(Dataset records)
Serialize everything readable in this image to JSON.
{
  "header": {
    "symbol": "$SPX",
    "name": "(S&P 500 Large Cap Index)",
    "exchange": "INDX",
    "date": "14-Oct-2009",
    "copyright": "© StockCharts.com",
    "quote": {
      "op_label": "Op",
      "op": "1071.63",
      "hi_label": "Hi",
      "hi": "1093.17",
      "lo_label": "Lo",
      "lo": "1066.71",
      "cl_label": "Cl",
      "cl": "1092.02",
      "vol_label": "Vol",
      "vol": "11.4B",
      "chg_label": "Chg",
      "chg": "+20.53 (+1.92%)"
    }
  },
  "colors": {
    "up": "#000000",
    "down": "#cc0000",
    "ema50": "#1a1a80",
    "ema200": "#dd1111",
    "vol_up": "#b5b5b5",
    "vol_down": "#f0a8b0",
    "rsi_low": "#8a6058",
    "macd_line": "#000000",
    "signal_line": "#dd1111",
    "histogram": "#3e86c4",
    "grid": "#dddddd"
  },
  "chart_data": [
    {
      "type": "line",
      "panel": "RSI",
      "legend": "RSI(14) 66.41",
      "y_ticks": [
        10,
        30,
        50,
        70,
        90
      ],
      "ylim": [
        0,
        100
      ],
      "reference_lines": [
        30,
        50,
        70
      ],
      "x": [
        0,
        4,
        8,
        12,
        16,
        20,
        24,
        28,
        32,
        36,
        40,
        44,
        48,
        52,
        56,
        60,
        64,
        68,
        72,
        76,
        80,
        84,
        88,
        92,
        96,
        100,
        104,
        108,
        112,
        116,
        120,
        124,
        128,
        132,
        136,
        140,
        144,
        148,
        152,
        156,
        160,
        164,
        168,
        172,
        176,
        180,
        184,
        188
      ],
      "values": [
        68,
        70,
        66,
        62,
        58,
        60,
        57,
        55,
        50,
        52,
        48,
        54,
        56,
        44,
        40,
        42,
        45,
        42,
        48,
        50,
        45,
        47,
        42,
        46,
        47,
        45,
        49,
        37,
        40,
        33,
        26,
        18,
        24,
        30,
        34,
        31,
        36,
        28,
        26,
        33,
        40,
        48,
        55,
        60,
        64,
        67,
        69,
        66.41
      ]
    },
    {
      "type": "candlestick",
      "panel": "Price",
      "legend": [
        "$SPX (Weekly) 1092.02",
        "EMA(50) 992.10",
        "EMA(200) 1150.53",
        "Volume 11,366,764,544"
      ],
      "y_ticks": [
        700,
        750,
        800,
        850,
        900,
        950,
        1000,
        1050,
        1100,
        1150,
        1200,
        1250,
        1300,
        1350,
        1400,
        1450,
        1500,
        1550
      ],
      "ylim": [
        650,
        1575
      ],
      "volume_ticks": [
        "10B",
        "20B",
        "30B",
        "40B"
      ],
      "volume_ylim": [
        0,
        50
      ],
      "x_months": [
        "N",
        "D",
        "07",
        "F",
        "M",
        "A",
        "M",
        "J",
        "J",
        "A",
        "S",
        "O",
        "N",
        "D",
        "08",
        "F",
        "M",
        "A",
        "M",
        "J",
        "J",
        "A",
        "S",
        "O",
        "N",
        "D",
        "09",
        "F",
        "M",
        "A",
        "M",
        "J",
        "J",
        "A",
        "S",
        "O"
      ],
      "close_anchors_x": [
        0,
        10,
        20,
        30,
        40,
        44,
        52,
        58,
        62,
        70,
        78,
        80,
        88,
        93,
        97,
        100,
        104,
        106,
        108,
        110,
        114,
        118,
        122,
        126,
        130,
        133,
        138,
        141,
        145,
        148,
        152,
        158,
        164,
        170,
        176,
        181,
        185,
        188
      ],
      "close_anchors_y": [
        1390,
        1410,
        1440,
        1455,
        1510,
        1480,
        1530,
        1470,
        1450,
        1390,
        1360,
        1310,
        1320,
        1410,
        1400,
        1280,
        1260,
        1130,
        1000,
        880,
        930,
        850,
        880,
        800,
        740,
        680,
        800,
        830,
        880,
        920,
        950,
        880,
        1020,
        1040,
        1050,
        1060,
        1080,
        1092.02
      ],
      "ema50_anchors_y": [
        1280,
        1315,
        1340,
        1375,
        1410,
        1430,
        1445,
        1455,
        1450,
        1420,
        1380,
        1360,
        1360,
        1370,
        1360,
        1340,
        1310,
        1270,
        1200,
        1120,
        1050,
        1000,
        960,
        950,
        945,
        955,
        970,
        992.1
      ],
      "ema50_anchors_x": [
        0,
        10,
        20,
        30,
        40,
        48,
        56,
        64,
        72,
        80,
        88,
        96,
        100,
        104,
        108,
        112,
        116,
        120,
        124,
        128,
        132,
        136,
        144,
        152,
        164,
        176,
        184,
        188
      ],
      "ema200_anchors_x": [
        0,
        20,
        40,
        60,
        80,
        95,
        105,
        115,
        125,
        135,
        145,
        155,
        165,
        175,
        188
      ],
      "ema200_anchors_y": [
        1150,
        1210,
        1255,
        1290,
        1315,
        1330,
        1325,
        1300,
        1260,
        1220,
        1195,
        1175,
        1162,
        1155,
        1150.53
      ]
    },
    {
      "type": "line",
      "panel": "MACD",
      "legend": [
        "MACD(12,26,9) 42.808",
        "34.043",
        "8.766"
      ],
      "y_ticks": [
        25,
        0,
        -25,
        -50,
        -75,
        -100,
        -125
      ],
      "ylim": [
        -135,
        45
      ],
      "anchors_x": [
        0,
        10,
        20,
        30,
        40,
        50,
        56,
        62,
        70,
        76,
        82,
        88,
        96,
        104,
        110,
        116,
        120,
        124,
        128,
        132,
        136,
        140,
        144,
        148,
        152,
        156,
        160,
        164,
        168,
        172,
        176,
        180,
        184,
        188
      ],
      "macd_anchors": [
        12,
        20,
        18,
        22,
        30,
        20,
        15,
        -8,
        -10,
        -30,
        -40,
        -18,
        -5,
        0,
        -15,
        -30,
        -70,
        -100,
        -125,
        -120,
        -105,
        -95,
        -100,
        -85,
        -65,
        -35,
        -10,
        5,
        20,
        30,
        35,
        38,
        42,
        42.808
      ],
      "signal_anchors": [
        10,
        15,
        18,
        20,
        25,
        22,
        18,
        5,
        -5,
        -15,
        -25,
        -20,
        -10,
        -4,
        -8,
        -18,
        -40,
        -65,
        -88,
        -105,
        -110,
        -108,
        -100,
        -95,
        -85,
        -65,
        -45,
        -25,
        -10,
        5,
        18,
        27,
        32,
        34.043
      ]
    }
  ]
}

◆ **Set exercise**:
Give every line of the material again, exactly as it reads.

◆ **Solved problem**:
Serialize everything readable in this image to JSON.
{
  "header": {
    "symbol": "$SPX",
    "name": "(S&P 500 Large Cap Index)",
    "exchange": "INDX",
    "date": "14-Oct-2009",
    "copyright": "© StockCharts.com",
    "quote": {
      "op_label": "Op",
      "op": "1071.63",
      "hi_label": "Hi",
      "hi": "1093.17",
      "lo_label": "Lo",
      "lo": "1066.71",
      "cl_label": "Cl",
      "cl": "1092.02",
      "vol_label": "Vol",
      "vol": "11.4B",
      "chg_label": "Chg",
      "chg": "+20.53 (+1.92%)"
    }
  },
  "colors": {
    "up": "#000000",
    "down": "#cc0000",
    "ema50": "#1a1a80",
    "ema200": "#dd1111",
    "vol_up": "#b5b5b5",
    "vol_down": "#f0a8b0",
    "rsi_low": "#8a6058",
    "macd_line": "#000000",
    "signal_line": "#dd1111",
    "histogram": "#3e86c4",
    "grid": "#dddddd"
  },
  "chart_data": [
    {
      "type": "line",
      "panel": "RSI",
      "legend": "RSI(14) 66.41",
      "y_ticks": [
        10,
        30,
        50,
        70,
        90
      ],
      "ylim": [
        0,
        100
      ],
      "reference_lines": [
        30,
        50,
        70
      ],
      "x": [
        0,
        4,
        8,
        12,
        16,
        20,
        24,
        28,
        32,
        36,
        40,
        44,
        48,
        52,
        56,
        60,
        64,
        68,
        72,
        76,
        80,
        84,
        88,
        92,
        96,
        100,
        104,
        108,
        112,
        116,
        120,
        124,
        128,
        132,
        136,
        140,
        144,
        148,
        152,
        156,
        160,
        164,
        168,
        172,
        176,
        180,
        184,
        188
      ],
      "values": [
        68,
        70,
        66,
        62,
        58,
        60,
        57,
        55,
        50,
        52,
        48,
        54,
        56,
        44,
        40,
        42,
        45,
        42,
        48,
        50,
        45,
        47,
        42,
        46,
        47,
        45,
        49,
        37,
        40,
        33,
        26,
        18,
        24,
        30,
        34,
        31,
        36,
        28,
        26,
        33,
        40,
        48,
        55,
        60,
        64,
        67,
        69,
        66.41
      ]
    },
    {
      "type": "candlestick",
      "panel": "Price",
      "legend": [
        "$SPX (Weekly) 1092.02",
        "EMA(50) 992.10",
        "EMA(200) 1150.53",
        "Volume 11,366,764,544"
      ],
      "y_ticks": [
        700,
        750,
        800,
        850,
        900,
        950,
        1000,
        1050,
        1100,
        1150,
        1200,
        1250,
        1300,
        1350,
        1400,
        1450,
        1500,
        1550
      ],
      "ylim": [
        650,
        1575
      ],
      "volume_ticks": [
        "10B",
        "20B",
        "30B",
        "40B"
      ],
      "volume_ylim": [
        0,
        50
      ],
      "x_months": [
        "N",
        "D",
        "07",
        "F",
        "M",
        "A",
        "M",
        "J",
        "J",
        "A",
        "S",
        "O",
        "N",
        "D",
        "08",
        "F",
        "M",
        "A",
        "M",
        "J",
        "J",
        "A",
        "S",
        "O",
        "N",
        "D",
        "09",
        "F",
        "M",
        "A",
        "M",
        "J",
        "J",
        "A",
        "S",
        "O"
      ],
      "close_anchors_x": [
        0,
        10,
        20,
        30,
        40,
        44,
        52,
        58,
        62,
        70,
        78,
        80,
        88,
        93,
        97,
        100,
        104,
        106,
        108,
        110,
        114,
        118,
        122,
        126,
        130,
        133,
        138,
        141,
        145,
        148,
        152,
        158,
        164,
        170,
        176,
        181,
        185,
        188
      ],
      "close_anchors_y": [
        1390,
        1410,
        1440,
        1455,
        1510,
        1480,
        1530,
        1470,
        1450,
        1390,
        1360,
        1310,
        1320,
        1410,
        1400,
        1280,
        1260,
        1130,
        1000,
        880,
        930,
        850,
        880,
        800,
        740,
        680,
        800,
        830,
        880,
        920,
        950,
        880,
        1020,
        1040,
        1050,
        1060,
        1080,
        1092.02
      ],
      "ema50_anchors_y": [
        1280,
        1315,
        1340,
        1375,
        1410,
        1430,
        1445,
        1455,
        1450,
        1420,
        1380,
        1360,
        1360,
        1370,
        1360,
        1340,
        1310,
        1270,
        1200,
        1120,
        1050,
        1000,
        960,
        950,
        945,
        955,
        970,
        992.1
      ],
      "ema50_anchors_x": [
        0,
        10,
        20,
        30,
        40,
        48,
        56,
        64,
        72,
        80,
        88,
        96,
        100,
        104,
        108,
        112,
        116,
        120,
        124,
        128,
        132,
        136,
        144,
        152,
        164,
        176,
        184,
        188
      ],
      "ema200_anchors_x": [
        0,
        20,
        40,
        60,
        80,
        95,
        105,
        115,
        125,
        135,
        145,
        155,
        165,
        175,
        188
      ],
      "ema200_anchors_y": [
        1150,
        1210,
        1255,
        1290,
        1315,
        1330,
        1325,
        1300,
        1260,
        1220,
        1195,
        1175,
        1162,
        1155,
        1150.53
      ]
    },
    {
      "type": "line",
      "panel": "MACD",
      "legend": [
        "MACD(12,26,9) 42.808",
        "34.043",
        "8.766"
      ],
      "y_ticks": [
        25,
        0,
        -25,
        -50,
        -75,
        -100,
        -125
      ],
      "ylim": [
        -135,
        45
      ],
      "anchors_x": [
        0,
        10,
        20,
        30,
        40,
        50,
        56,
        62,
        70,
        76,
        82,
        88,
        96,
        104,
        110,
        116,
        120,
        124,
        128,
        132,
        136,
        140,
        144,
        148,
        152,
        156,
        160,
        164,
        168,
        172,
        176,
        180,
        184,
        188
      ],
      "macd_anchors": [
        12,
        20,
        18,
        22,
        30,
        20,
        15,
        -8,
        -10,
        -30,
        -40,
        -18,
        -5,
        0,
        -15,
        -30,
        -70,
        -100,
        -125,
        -120,
        -105,
        -95,
        -100,
        -85,
        -65,
        -35,
        -10,
        5,
        20,
        30,
        35,
        38,
        42,
        42.808
      ],
      "signal_anchors": [
        10,
        15,
        18,
        20,
        25,
        22,
        18,
        5,
        -5,
        -15,
        -25,
        -20,
        -10,
        -4,
        -8,
        -18,
        -40,
        -65,
        -88,
        -105,
        -110,
        -108,
        -100,
        -95,
        -85,
        -65,
        -45,
        -25,
        -10,
        5,
        18,
        27,
        32,
        34.043
      ]
    }
  ]
}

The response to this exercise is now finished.